* _Written problem A_
In two sentences, what does the feature request describe?

* _Selection_
+===+

-
Notifications
You must be signed in to change notification settings - Fork 1.8k
Description
Is your feature request related to a problem or challenge?
During work on adding a 'safe' mode to to_timestamp and to_date UDF functions I've come across an issue that I would like feedback on before proceeding.
The feature
Currently for timestamp and date parsing if a source string cannot be parsed using any of the provided chrono formats datafusion will return an error. This is normal for a database-type solution however it is not ideal for a system that is parsing billions of dates in batches - some of which are human entered. Systems such as Spark default to a null value for anything that cannot be parsed and this feature enables a mode ('safe' to mirror the name and same behaviour as CastOptions) that allows the to_timestamp* and to_date UDFs to have the same behaviour (return null on error).

+===+

Raw records
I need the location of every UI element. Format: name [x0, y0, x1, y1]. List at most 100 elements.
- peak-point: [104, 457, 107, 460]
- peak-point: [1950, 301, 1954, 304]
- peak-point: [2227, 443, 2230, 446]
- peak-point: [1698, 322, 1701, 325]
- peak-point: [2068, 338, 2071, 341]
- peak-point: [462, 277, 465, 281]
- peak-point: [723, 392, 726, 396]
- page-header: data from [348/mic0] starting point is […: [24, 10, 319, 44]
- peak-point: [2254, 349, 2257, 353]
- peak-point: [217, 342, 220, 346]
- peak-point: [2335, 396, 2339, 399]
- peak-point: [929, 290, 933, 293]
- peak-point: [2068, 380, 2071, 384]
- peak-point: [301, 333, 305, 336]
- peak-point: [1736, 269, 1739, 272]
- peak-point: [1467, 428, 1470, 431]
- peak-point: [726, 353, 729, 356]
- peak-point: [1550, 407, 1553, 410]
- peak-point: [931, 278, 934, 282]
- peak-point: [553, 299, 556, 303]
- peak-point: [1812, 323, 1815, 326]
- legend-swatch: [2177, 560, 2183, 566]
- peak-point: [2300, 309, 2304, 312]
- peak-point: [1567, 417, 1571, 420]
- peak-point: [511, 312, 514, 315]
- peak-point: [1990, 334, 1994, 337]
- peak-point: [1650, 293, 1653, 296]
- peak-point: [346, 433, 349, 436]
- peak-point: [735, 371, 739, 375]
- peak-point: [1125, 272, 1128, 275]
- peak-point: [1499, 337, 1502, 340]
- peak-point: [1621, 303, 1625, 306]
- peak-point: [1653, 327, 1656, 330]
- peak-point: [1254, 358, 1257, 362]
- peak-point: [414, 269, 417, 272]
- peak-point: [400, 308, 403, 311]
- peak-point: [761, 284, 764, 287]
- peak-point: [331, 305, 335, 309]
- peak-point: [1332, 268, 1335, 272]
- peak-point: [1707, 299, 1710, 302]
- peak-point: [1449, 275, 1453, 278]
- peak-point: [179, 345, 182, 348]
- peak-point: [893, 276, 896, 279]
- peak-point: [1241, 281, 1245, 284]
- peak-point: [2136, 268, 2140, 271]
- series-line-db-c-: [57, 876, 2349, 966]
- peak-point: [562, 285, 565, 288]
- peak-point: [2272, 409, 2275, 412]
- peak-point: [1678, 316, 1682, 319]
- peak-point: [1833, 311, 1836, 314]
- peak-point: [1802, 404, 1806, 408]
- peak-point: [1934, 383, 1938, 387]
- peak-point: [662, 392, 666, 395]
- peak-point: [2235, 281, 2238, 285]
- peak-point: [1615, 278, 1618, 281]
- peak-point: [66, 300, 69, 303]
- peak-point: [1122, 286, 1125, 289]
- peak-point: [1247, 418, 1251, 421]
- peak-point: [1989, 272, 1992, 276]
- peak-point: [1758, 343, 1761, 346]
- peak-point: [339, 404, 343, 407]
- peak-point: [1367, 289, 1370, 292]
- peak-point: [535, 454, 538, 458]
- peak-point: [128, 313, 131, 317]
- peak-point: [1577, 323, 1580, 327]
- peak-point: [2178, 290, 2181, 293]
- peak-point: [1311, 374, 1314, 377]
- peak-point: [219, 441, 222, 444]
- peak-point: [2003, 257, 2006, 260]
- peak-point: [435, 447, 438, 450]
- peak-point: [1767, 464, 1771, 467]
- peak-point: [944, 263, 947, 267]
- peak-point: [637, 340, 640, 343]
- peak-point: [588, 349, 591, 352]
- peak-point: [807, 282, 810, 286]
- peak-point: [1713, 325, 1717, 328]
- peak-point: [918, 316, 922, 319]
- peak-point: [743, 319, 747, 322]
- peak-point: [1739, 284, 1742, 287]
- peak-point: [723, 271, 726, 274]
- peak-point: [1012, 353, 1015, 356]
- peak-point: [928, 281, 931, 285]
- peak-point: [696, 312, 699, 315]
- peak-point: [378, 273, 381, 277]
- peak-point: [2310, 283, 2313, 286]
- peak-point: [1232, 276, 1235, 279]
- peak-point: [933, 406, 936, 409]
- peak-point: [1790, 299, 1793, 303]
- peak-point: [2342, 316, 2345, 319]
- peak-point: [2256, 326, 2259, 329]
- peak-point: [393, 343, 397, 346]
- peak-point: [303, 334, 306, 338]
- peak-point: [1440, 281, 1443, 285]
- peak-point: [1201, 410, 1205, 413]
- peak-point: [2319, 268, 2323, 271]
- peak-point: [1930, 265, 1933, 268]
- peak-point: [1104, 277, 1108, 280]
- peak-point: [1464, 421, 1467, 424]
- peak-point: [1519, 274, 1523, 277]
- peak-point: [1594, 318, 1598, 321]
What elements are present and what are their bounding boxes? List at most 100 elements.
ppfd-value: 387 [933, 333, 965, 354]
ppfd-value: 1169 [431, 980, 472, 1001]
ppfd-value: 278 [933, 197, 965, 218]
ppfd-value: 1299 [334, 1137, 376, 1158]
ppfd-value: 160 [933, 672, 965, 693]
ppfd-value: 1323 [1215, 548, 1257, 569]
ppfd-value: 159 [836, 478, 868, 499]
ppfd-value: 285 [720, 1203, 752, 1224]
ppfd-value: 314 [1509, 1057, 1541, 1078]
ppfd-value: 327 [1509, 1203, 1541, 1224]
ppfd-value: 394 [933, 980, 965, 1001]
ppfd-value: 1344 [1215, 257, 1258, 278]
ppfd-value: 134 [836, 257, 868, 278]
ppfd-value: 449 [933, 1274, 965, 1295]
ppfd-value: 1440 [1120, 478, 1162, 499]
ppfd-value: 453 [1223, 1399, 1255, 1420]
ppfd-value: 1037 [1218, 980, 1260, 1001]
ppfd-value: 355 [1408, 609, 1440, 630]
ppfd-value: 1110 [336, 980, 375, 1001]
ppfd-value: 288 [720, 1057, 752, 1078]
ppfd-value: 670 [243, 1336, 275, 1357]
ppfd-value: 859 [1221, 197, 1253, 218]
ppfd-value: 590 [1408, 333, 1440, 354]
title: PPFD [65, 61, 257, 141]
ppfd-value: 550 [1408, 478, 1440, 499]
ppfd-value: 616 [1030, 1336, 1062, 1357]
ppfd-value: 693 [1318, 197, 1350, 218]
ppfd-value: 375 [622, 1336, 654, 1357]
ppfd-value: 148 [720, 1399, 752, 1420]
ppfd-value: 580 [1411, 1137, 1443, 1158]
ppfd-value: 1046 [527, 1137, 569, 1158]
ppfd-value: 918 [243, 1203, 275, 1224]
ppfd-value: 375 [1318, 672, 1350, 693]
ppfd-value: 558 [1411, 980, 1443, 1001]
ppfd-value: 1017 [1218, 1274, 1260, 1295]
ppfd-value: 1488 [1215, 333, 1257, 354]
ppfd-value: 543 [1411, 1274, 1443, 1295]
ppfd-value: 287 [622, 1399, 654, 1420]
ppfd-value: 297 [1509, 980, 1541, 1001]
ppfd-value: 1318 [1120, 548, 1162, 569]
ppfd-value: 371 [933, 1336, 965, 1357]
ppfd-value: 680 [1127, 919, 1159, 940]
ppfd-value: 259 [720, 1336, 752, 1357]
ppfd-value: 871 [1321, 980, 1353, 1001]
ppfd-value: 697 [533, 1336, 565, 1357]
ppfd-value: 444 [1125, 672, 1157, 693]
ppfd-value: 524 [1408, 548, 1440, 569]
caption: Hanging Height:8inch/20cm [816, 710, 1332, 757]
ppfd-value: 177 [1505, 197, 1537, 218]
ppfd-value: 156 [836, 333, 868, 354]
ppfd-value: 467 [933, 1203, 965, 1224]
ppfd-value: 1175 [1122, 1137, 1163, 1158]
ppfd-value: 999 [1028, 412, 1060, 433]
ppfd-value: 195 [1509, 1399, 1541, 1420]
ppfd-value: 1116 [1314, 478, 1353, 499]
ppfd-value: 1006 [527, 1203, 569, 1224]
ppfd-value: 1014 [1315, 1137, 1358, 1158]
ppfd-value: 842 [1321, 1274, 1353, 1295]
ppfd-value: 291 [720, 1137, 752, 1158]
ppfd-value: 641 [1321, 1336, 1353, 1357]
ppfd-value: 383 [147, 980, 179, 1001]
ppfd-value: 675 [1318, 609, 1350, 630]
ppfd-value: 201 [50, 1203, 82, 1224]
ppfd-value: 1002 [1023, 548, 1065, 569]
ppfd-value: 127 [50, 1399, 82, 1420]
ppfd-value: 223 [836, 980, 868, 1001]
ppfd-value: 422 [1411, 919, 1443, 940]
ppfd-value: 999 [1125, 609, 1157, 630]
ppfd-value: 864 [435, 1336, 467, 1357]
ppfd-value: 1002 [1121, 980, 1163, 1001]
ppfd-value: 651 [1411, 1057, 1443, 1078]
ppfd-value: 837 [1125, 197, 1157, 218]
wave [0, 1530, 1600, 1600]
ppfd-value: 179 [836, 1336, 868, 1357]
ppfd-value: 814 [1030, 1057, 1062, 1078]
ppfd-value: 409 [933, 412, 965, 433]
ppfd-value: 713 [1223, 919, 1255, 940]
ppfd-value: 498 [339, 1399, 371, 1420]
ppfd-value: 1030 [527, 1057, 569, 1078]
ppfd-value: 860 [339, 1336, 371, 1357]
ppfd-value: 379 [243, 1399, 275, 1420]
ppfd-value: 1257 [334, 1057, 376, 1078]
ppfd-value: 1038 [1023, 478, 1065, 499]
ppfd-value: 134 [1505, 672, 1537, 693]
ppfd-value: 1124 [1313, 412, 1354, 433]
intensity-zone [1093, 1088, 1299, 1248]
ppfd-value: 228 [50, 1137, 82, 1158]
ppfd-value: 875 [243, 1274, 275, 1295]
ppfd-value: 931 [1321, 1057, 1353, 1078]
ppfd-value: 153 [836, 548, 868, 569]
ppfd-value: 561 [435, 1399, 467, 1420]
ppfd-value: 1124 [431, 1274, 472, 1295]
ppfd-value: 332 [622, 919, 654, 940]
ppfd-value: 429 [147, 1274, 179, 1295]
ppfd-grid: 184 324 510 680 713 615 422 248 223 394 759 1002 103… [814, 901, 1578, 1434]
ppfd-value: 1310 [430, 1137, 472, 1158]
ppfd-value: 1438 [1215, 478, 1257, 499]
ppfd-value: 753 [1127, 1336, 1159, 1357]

+===+

* _Written problem B_
Could you rewrite the raw records as a numbered list, covering the entries that run from the first line of the records through the line containing "- peak-point: [2136, 268, 2140, 271]", with both ends included and blank lines left out?

* _Exercise result A_
The feature request proposes a 'safe' mode for the to_timestamp and to_date UDF functions, and its author wants feedback on an issue before proceeding. Datafusion currently returns an error when a string cannot be parsed with any of the provided chrono formats, which is not ideal for systems parsing billions of dates in batches, so this mode would return null on error, as Spark does by default.

* _Exercise result B_
1. I need the location of every UI element. Format: name [x0, y0, x1, y1]. List at most 100 elements.
2. - peak-point: [104, 457, 107, 460]
3. - peak-point: [1950, 301, 1954, 304]
4. - peak-point: [2227, 443, 2230, 446]
5. - peak-point: [1698, 322, 1701, 325]
6. - peak-point: [2068, 338, 2071, 341]
7. - peak-point: [462, 277, 465, 281]
8. - peak-point: [723, 392, 726, 396]
9. - page-header: data from [348/mic0] starting point is […: [24, 10, 319, 44]
10. - peak-point: [2254, 349, 2257, 353]
11. - peak-point: [217, 342, 220, 346]
12. - peak-point: [2335, 396, 2339, 399]
13. - peak-point: [929, 290, 933, 293]
14. - peak-point: [2068, 380, 2071, 384]
15. - peak-point: [301, 333, 305, 336]
16. - peak-point: [1736, 269, 1739, 272]
17. - peak-point: [1467, 428, 1470, 431]
18. - peak-point: [726, 353, 729, 356]
19. - peak-point: [1550, 407, 1553, 410]
20. - peak-point: [931, 278, 934, 282]
21. - peak-point: [553, 299, 556, 303]
22. - peak-point: [1812, 323, 1815, 326]
23. - legend-swatch: [2177, 560, 2183, 566]
24. - peak-point: [2300, 309, 2304, 312]
25. - peak-point: [1567, 417, 1571, 420]
26. - peak-point: [511, 312, 514, 315]
27. - peak-point: [1990, 334, 1994, 337]
28. - peak-point: [1650, 293, 1653, 296]
29. - peak-point: [346, 433, 349, 436]
30. - peak-point: [735, 371, 739, 375]
31. - peak-point: [1125, 272, 1128, 275]
32. - peak-point: [1499, 337, 1502, 340]
33. - peak-point: [1621, 303, 1625, 306]
34. - peak-point: [1653, 327, 1656, 330]
35. - peak-point: [1254, 358, 1257, 362]
36. - peak-point: [414, 269, 417, 272]
37. - peak-point: [400, 308, 403, 311]
38. - peak-point: [761, 284, 764, 287]
39. - peak-point: [331, 305, 335, 309]
40. - peak-point: [1332, 268, 1335, 272]
41. - peak-point: [1707, 299, 1710, 302]
42. - peak-point: [1449, 275, 1453, 278]
43. - peak-point: [179, 345, 182, 348]
44. - peak-point: [893, 276, 896, 279]
45. - peak-point: [1241, 281, 1245, 284]
46. - peak-point: [2136, 268, 2140, 271]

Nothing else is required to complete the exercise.